## Start DATA PROVIDED

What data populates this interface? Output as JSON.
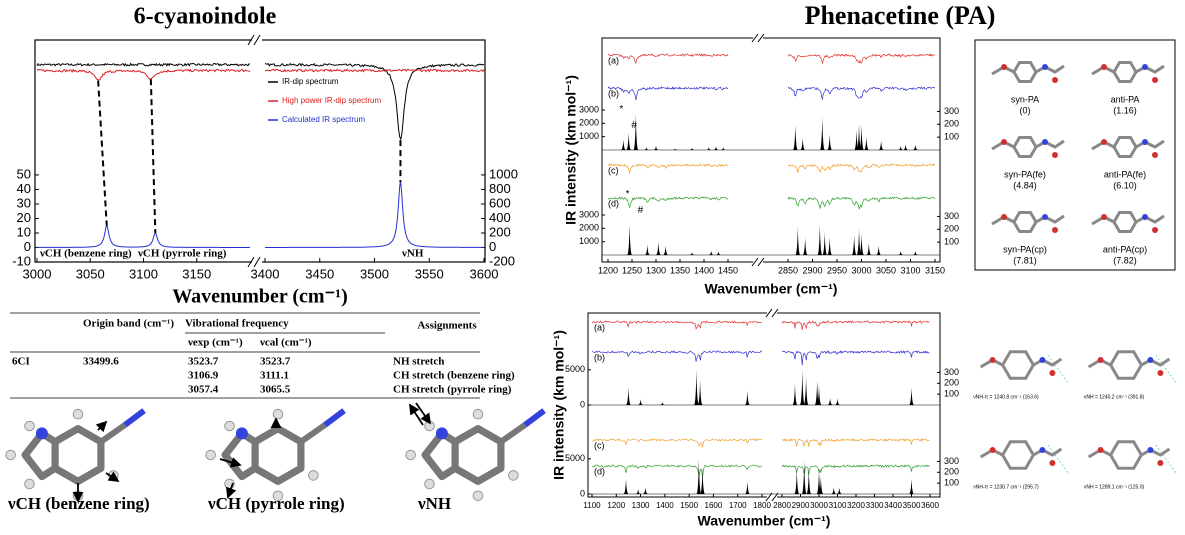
{
  "left": {
    "title": "6-cyanoindole",
    "xlabel": "Wavenumber (cm⁻¹)",
    "xsegments": [
      [
        3000,
        3200
      ],
      [
        3400,
        3600
      ]
    ],
    "xticks": [
      3000,
      3050,
      3100,
      3150,
      3400,
      3450,
      3500,
      3550,
      3600
    ],
    "ylim": [
      -10,
      143
    ],
    "yticks": [
      -10,
      0,
      10,
      20,
      30,
      40,
      50
    ],
    "y2lim": [
      -200,
      2860
    ],
    "y2ticks": [
      -200,
      0,
      200,
      400,
      600,
      800,
      1000
    ],
    "series": [
      {
        "name": "IR-dip spectrum",
        "color": "#000000",
        "baseline": 126,
        "x": [
          3523.7
        ],
        "values": [
          74
        ]
      },
      {
        "name": "High power IR-dip spectrum",
        "color": "#e02020",
        "baseline": 122,
        "x": [
          3057.4,
          3106.9
        ],
        "values": [
          115,
          116
        ]
      },
      {
        "name": "Calculated IR spectrum",
        "color": "#2030d0",
        "baseline": 0,
        "x": [
          3065.5,
          3111.1,
          3523.7
        ],
        "values": [
          15,
          10,
          45
        ]
      }
    ],
    "annotations": [
      "νCH (benzene ring)",
      "νCH (pyrrole ring)",
      "νNH"
    ]
  },
  "table": {
    "header": [
      "Origin band (cm⁻¹)",
      "Vibrational frequency",
      "Assignments"
    ],
    "subheader": [
      "νexp (cm⁻¹)",
      "νcal (cm⁻¹)"
    ],
    "rows": [
      [
        "6CI",
        "33499.6",
        "3523.7",
        "3523.7",
        "NH stretch"
      ],
      [
        "3106.9",
        "3111.1",
        "CH stretch (benzene ring)"
      ],
      [
        "3057.4",
        "3065.5",
        "CH stretch (pyrrole ring)"
      ]
    ]
  },
  "modes": [
    "νCH (benzene ring)",
    "νCH (pyrrole ring)",
    "νNH"
  ],
  "right": {
    "title": "Phenacetine (PA)",
    "ylabel": "IR intensity (km mol⁻¹)",
    "top": {
      "xlabel": "Wavenumber (cm⁻¹)",
      "xsegments": [
        [
          1200,
          1450
        ],
        [
          2850,
          3150
        ]
      ],
      "xticks": [
        1200,
        1250,
        1300,
        1350,
        1400,
        1450,
        2850,
        2900,
        2950,
        3000,
        3050,
        3100,
        3150
      ],
      "traces": [
        {
          "label": "(a)",
          "color": "#e03030"
        },
        {
          "label": "(b)",
          "color": "#3030d0"
        },
        {
          "label": "(c)",
          "color": "#f0a030"
        },
        {
          "label": "(d)",
          "color": "#30a030"
        }
      ],
      "marks": [
        "*",
        "#"
      ],
      "calc": [
        {
          "ylim": [
            0,
            3375
          ],
          "yticks": [
            1000,
            2000,
            3000
          ],
          "y2lim": [
            0,
            350
          ],
          "y2ticks": [
            100,
            200,
            300
          ],
          "x": [
            1232,
            1243,
            1258,
            1280,
            1300,
            1340,
            1375,
            1410,
            1425,
            1440,
            2865,
            2880,
            2920,
            2935,
            2990,
            2995,
            3000,
            3010,
            3040,
            3080,
            3090,
            3110
          ],
          "values": [
            800,
            1300,
            2700,
            200,
            300,
            100,
            150,
            200,
            250,
            200,
            1900,
            900,
            2500,
            1200,
            1500,
            2000,
            1900,
            1000,
            700,
            300,
            400,
            400
          ]
        },
        {
          "ylim": [
            0,
            3375
          ],
          "yticks": [
            1000,
            2000,
            3000
          ],
          "y2lim": [
            0,
            350
          ],
          "y2ticks": [
            100,
            200,
            300
          ],
          "x": [
            1245,
            1282,
            1305,
            1320,
            1375,
            1415,
            1430,
            2870,
            2885,
            2915,
            2925,
            2935,
            2985,
            2995,
            3000,
            3015,
            3035,
            3080,
            3110
          ],
          "values": [
            2300,
            800,
            1000,
            700,
            200,
            300,
            250,
            2100,
            1300,
            2300,
            1700,
            1300,
            1500,
            2000,
            1600,
            900,
            700,
            300,
            300
          ]
        }
      ]
    },
    "bottom": {
      "xlabel": "Wavenumber (cm⁻¹)",
      "xsegments": [
        [
          1100,
          1800
        ],
        [
          2800,
          3600
        ]
      ],
      "xticks": [
        1100,
        1200,
        1300,
        1400,
        1500,
        1600,
        1700,
        1800,
        2800,
        2900,
        3000,
        3100,
        3200,
        3300,
        3400,
        3500,
        3600
      ],
      "traces": [
        {
          "label": "(a)",
          "color": "#e03030"
        },
        {
          "label": "(b)",
          "color": "#3030d0"
        },
        {
          "label": "(c)",
          "color": "#f0a030"
        },
        {
          "label": "(d)",
          "color": "#30a030"
        }
      ],
      "calc": [
        {
          "ylim": [
            0,
            5400
          ],
          "yticks": [
            0,
            5000
          ],
          "y2lim": [
            0,
            350
          ],
          "y2ticks": [
            100,
            200,
            300
          ],
          "x": [
            1250,
            1300,
            1390,
            1530,
            1545,
            1740,
            2870,
            2910,
            2930,
            2990,
            3000,
            3060,
            3100,
            3500
          ],
          "values": [
            2500,
            800,
            400,
            5000,
            3500,
            2000,
            3000,
            5000,
            4000,
            3500,
            2800,
            1000,
            900,
            2500
          ]
        },
        {
          "ylim": [
            0,
            5400
          ],
          "yticks": [
            0,
            5000
          ],
          "y2lim": [
            0,
            350
          ],
          "y2ticks": [
            100,
            200,
            300
          ],
          "x": [
            1240,
            1290,
            1320,
            1540,
            1555,
            1740,
            2880,
            2920,
            2945,
            3000,
            3010,
            3080,
            3110,
            3500
          ],
          "values": [
            2200,
            700,
            900,
            5000,
            3800,
            1800,
            3500,
            4800,
            3500,
            3500,
            2500,
            900,
            900,
            2200
          ]
        }
      ]
    },
    "conformers": [
      {
        "name": "syn-PA",
        "energy": "(0)"
      },
      {
        "name": "anti-PA",
        "energy": "(1.16)"
      },
      {
        "name": "syn-PA(fe)",
        "energy": "(4.84)"
      },
      {
        "name": "anti-PA(fe)",
        "energy": "(6.10)"
      },
      {
        "name": "syn-PA(cp)",
        "energy": "(7.81)"
      },
      {
        "name": "anti-PA(cp)",
        "energy": "(7.82)"
      }
    ],
    "snapshots": [
      "νNH-π = 1240.8 cm⁻¹ (163.6)",
      "νNH = 1240.2 cm⁻¹ (391.8)",
      "νNH-π = 1230.7 cm⁻¹ (295.7)",
      "νNH = 1289.1 cm⁻¹ (125.0)"
    ]
  }
}
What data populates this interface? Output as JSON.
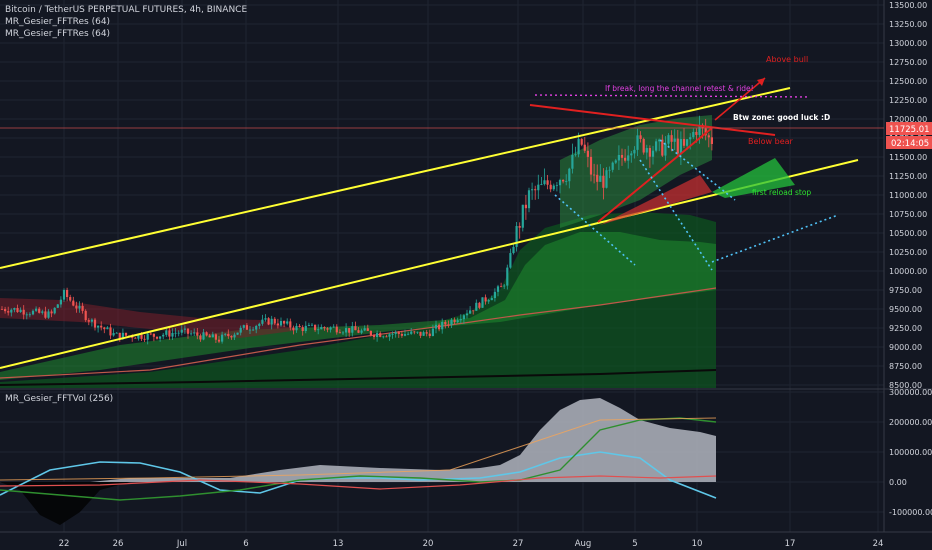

## End DATA PROVIDED

* THE TASK *
Go over the data above and copy every line that has the word "baseline" in it.

* OUTPUT OF THE EXERCISE *
        "baseline": 126,
        "baseline": 122,
        "baseline": 0,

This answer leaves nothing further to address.